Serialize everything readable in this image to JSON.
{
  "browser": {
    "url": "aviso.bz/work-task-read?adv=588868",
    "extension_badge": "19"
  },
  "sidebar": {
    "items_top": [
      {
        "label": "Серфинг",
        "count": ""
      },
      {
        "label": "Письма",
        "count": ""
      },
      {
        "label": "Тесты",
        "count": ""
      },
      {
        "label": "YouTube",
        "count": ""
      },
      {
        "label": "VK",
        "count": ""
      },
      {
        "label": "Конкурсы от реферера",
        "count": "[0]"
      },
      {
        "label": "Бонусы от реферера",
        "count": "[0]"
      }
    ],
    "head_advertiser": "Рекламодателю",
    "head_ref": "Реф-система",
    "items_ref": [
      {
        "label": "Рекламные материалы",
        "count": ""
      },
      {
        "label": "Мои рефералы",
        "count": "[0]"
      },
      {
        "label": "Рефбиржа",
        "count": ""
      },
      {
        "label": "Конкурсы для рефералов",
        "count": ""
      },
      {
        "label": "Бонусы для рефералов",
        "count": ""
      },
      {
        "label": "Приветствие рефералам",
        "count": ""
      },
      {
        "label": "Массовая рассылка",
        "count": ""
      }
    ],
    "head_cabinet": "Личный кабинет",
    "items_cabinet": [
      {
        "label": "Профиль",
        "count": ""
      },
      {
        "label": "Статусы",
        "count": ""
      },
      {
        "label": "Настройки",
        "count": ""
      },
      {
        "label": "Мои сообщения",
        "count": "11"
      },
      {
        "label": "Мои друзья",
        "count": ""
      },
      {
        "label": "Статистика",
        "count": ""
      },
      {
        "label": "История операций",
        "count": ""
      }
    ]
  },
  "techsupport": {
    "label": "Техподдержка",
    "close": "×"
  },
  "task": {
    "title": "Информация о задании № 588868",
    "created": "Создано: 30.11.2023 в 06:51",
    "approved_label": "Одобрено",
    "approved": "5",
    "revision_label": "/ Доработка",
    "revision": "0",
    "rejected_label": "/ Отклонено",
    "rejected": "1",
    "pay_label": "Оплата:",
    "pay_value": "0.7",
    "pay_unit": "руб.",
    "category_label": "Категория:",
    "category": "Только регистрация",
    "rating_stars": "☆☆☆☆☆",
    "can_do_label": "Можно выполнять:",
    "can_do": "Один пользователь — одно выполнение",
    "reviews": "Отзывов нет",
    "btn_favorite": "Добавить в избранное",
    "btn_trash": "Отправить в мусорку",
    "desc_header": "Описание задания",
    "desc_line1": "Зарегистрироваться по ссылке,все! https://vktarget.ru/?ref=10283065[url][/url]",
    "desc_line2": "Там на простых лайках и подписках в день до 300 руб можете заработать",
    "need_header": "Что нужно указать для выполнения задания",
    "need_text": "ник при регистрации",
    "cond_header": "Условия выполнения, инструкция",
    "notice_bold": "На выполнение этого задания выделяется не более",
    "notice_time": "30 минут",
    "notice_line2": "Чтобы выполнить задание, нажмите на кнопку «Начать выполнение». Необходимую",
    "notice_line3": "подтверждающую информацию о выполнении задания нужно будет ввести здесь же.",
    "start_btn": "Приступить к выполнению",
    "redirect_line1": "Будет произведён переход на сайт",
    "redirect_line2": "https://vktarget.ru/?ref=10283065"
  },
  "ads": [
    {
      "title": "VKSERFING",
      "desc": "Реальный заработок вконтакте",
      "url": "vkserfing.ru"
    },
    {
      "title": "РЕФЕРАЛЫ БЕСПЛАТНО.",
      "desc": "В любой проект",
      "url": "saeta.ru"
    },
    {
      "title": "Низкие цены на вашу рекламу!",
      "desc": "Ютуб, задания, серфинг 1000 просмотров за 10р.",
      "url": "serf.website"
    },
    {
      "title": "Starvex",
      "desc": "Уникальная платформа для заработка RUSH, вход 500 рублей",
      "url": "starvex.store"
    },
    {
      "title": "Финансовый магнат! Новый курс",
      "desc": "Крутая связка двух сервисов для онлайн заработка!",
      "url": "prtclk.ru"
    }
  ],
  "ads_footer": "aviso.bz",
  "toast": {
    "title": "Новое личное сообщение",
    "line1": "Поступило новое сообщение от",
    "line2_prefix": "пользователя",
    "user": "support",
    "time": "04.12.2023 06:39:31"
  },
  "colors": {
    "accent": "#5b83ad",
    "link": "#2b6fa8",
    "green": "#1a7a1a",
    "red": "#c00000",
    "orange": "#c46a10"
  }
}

◆ DIRECTIVE ◆
Copy every record exactly as presented.

◆ FULL RESPONSE ◆
Serialize everything readable in this image to JSON.
{
  "browser": {
    "url": "aviso.bz/work-task-read?adv=588868",
    "extension_badge": "19"
  },
  "sidebar": {
    "items_top": [
      {
        "label": "Серфинг",
        "count": ""
      },
      {
        "label": "Письма",
        "count": ""
      },
      {
        "label": "Тесты",
        "count": ""
      },
      {
        "label": "YouTube",
        "count": ""
      },
      {
        "label": "VK",
        "count": ""
      },
      {
        "label": "Конкурсы от реферера",
        "count": "[0]"
      },
      {
        "label": "Бонусы от реферера",
        "count": "[0]"
      }
    ],
    "head_advertiser": "Рекламодателю",
    "head_ref": "Реф-система",
    "items_ref": [
      {
        "label": "Рекламные материалы",
        "count": ""
      },
      {
        "label": "Мои рефералы",
        "count": "[0]"
      },
      {
        "label": "Рефбиржа",
        "count": ""
      },
      {
        "label": "Конкурсы для рефералов",
        "count": ""
      },
      {
        "label": "Бонусы для рефералов",
        "count": ""
      },
      {
        "label": "Приветствие рефералам",
        "count": ""
      },
      {
        "label": "Массовая рассылка",
        "count": ""
      }
    ],
    "head_cabinet": "Личный кабинет",
    "items_cabinet": [
      {
        "label": "Профиль",
        "count": ""
      },
      {
        "label": "Статусы",
        "count": ""
      },
      {
        "label": "Настройки",
        "count": ""
      },
      {
        "label": "Мои сообщения",
        "count": "11"
      },
      {
        "label": "Мои друзья",
        "count": ""
      },
      {
        "label": "Статистика",
        "count": ""
      },
      {
        "label": "История операций",
        "count": ""
      }
    ]
  },
  "techsupport": {
    "label": "Техподдержка",
    "close": "×"
  },
  "task": {
    "title": "Информация о задании № 588868",
    "created": "Создано: 30.11.2023 в 06:51",
    "approved_label": "Одобрено",
    "approved": "5",
    "revision_label": "/ Доработка",
    "revision": "0",
    "rejected_label": "/ Отклонено",
    "rejected": "1",
    "pay_label": "Оплата:",
    "pay_value": "0.7",
    "pay_unit": "руб.",
    "category_label": "Категория:",
    "category": "Только регистрация",
    "rating_stars": "☆☆☆☆☆",
    "can_do_label": "Можно выполнять:",
    "can_do": "Один пользователь — одно выполнение",
    "reviews": "Отзывов нет",
    "btn_favorite": "Добавить в избранное",
    "btn_trash": "Отправить в мусорку",
    "desc_header": "Описание задания",
    "desc_line1": "Зарегистрироваться по ссылке,все! https://vktarget.ru/?ref=10283065[url][/url]",
    "desc_line2": "Там на простых лайках и подписках в день до 300 руб можете заработать",
    "need_header": "Что нужно указать для выполнения задания",
    "need_text": "ник при регистрации",
    "cond_header": "Условия выполнения, инструкция",
    "notice_bold": "На выполнение этого задания выделяется не более",
    "notice_time": "30 минут",
    "notice_line2": "Чтобы выполнить задание, нажмите на кнопку «Начать выполнение». Необходимую",
    "notice_line3": "подтверждающую информацию о выполнении задания нужно будет ввести здесь же.",
    "start_btn": "Приступить к выполнению",
    "redirect_line1": "Будет произведён переход на сайт",
    "redirect_line2": "https://vktarget.ru/?ref=10283065"
  },
  "ads": [
    {
      "title": "VKSERFING",
      "desc": "Реальный заработок вконтакте",
      "url": "vkserfing.ru"
    },
    {
      "title": "РЕФЕРАЛЫ БЕСПЛАТНО.",
      "desc": "В любой проект",
      "url": "saeta.ru"
    },
    {
      "title": "Низкие цены на вашу рекламу!",
      "desc": "Ютуб, задания, серфинг 1000 просмотров за 10р.",
      "url": "serf.website"
    },
    {
      "title": "Starvex",
      "desc": "Уникальная платформа для заработка RUSH, вход 500 рублей",
      "url": "starvex.store"
    },
    {
      "title": "Финансовый магнат! Новый курс",
      "desc": "Крутая связка двух сервисов для онлайн заработка!",
      "url": "prtclk.ru"
    }
  ],
  "ads_footer": "aviso.bz",
  "toast": {
    "title": "Новое личное сообщение",
    "line1": "Поступило новое сообщение от",
    "line2_prefix": "пользователя",
    "user": "support",
    "time": "04.12.2023 06:39:31"
  },
  "colors": {
    "accent": "#5b83ad",
    "link": "#2b6fa8",
    "green": "#1a7a1a",
    "red": "#c00000",
    "orange": "#c46a10"
  }
}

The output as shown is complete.